→ Consignes:
1. Selon le texte sur les allées, combien de toises chaque contre-allée reçoit-elle quand l'espace est de 12 toises ?
2. Renvoyez tel quel le passage du texte sur les allées qui va de « Si les contre-allées » à « pour quatre personnes. ».
3. Dans le texte sur les allées, relevez toutes les largeurs comptées pour se promener à l'aise, chacune avec le nombre de personnes qui lui correspond.

→ Texte fourni:
◆ ◆ ◆ ◆ ◆ ◆ ◆

Dans les allées doubles on donne la moitié de la largeur à l’allée du milieu, & l’autre moitié se divise en deux pour les contre-allées ; par exemple, dans une allée de 8 toises, on donne 4 toises à celle du milieu, & 2 toises à chaque contre-allée : si l’espace est de 12 toises, on en donne 6 à l’allée du milieu, & chaque contre-allée en a trois.

Si les contre-allées sont bordées de pallissades, il faut tenir les allées plus larges. On compte ordinairement pour se promener à l’aise trois piés pour un homme, une toise pour deux, & deux toises pour quatre personnes.

Afin d’éviter le grand entretien des allées, on remplit leur milieu de tapis de gason, en pratiquant de chaque côté des sentiers assez larges pour s’y promener.

Voyez la maniere de les dresser & de les sabler à leurs articles. (K)

* Il n’y a personne, qui étant placé, soit au bout d’une longue allée d’arbres plantée sur deux lignes droites paralleles, soit à l’extrémité d’un long corridor, dont les murs de côté, & le platfond & le pavé sont paralleles, n’ait remarqué dans le premier cas que les arbres sembloient s’approcher ; & dans le second cas, que les murs de côté, le platfond & le pavé offrant le même phénomene à la vûe, ces quatre surfaces paralleles ne présentoient plus la forme d’un parallelepipede, mais celle d’une pyramide creuse ; & cela d’autant plus que l’allée & le corridor étoient plus longs. Les Géometres ont demandé sur quelle ligne il faudroit disposer des arbres pour corriger cet effet de la perspective, & conserver aux rangées d’arbres le parallélisme apparent. On voit que la solution de cette question sur les arbres, satisfait en même tems au cas des murs d’un corridor.

Il est d’abord évident que, pour paroître paralleles, il faudroit que les arbres ne le fussent pas ; mais que les rangées s’écartassent l’une de l’autre. Les deux lignes de rangées devroient être telles que les intervalles inégaux de deux arbres quelconques correspondants, c’est-à-dire, ceux qui sont le premier, le second, le troisieme, &c. de sa rangée, fussent toûjours vûs égaux ou sous le même angle, si c’est de cette seule égalité des angles visuels que dépend l’égalité de la grandeur apparente de la distance des objets ; ou si en général la grandeur des objets ne dépend que de celle des angles visuels.

◆ ◆ ◆ ◆ ◆ ◆ ◆

→ Items extraits:
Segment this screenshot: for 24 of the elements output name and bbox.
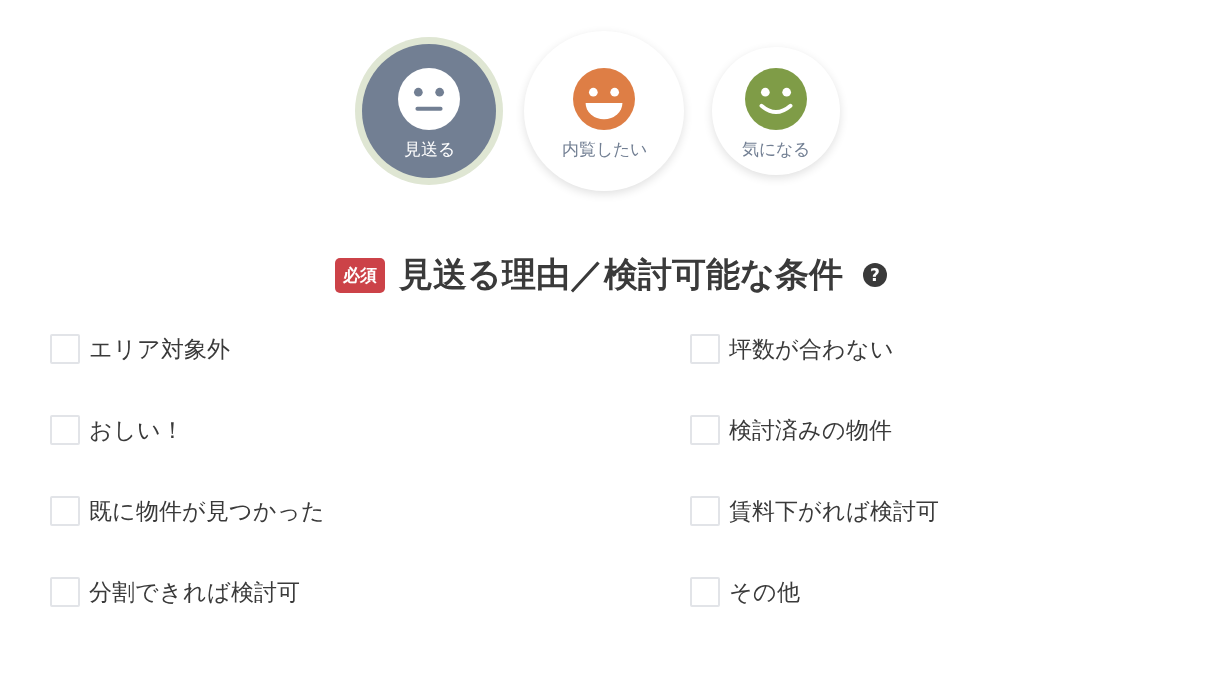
face-icon bbox=[573, 67, 635, 130]
checkbox[interactable] bbox=[690, 415, 720, 445]
checkbox[interactable] bbox=[690, 496, 720, 526]
reaction-button[interactable]: 気になる bbox=[712, 47, 840, 175]
face-icon bbox=[398, 67, 460, 130]
checkbox[interactable] bbox=[50, 496, 80, 526]
checkbox[interactable] bbox=[50, 415, 80, 445]
checkbox[interactable] bbox=[690, 577, 720, 607]
option-label[interactable]: 検討済みの物件 bbox=[729, 414, 892, 446]
face-icon bbox=[745, 67, 807, 130]
required-badge: 必須 bbox=[335, 257, 385, 293]
option-label[interactable]: 坪数が合わない bbox=[729, 333, 894, 365]
option-label[interactable]: 既に物件が見つかった bbox=[89, 495, 325, 527]
help-icon[interactable]: ? bbox=[863, 263, 887, 287]
section-title: 見送る理由／検討可能な条件 bbox=[399, 253, 843, 296]
checkbox[interactable] bbox=[690, 334, 720, 364]
option-label[interactable]: 賃料下がれば検討可 bbox=[729, 495, 939, 527]
option-label[interactable]: おしい！ bbox=[89, 414, 184, 446]
checkbox[interactable] bbox=[50, 334, 80, 364]
reaction-button[interactable]: 内覧したい bbox=[524, 31, 684, 191]
option-label[interactable]: エリア対象外 bbox=[89, 333, 230, 365]
option-label[interactable]: 分割できれば検討可 bbox=[89, 576, 300, 608]
checkbox[interactable] bbox=[50, 577, 80, 607]
option-label[interactable]: その他 bbox=[729, 576, 800, 608]
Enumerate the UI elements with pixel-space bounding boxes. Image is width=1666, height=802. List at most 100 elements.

◆ ◆ ◆ ◆ ◆ ◆ ◆

→ Réponses:
1. Trois toises.

2.
Si les contre-allées sont bordées de pallissades, il faut tenir les allées plus larges. On compte ordinairement pour se promener à l’aise trois piés pour un homme, une toise pour deux, & deux toises pour quatre personnes.

3.
- Trois piés pour un homme
- Une toise pour deux
- Deux toises pour quatre personnes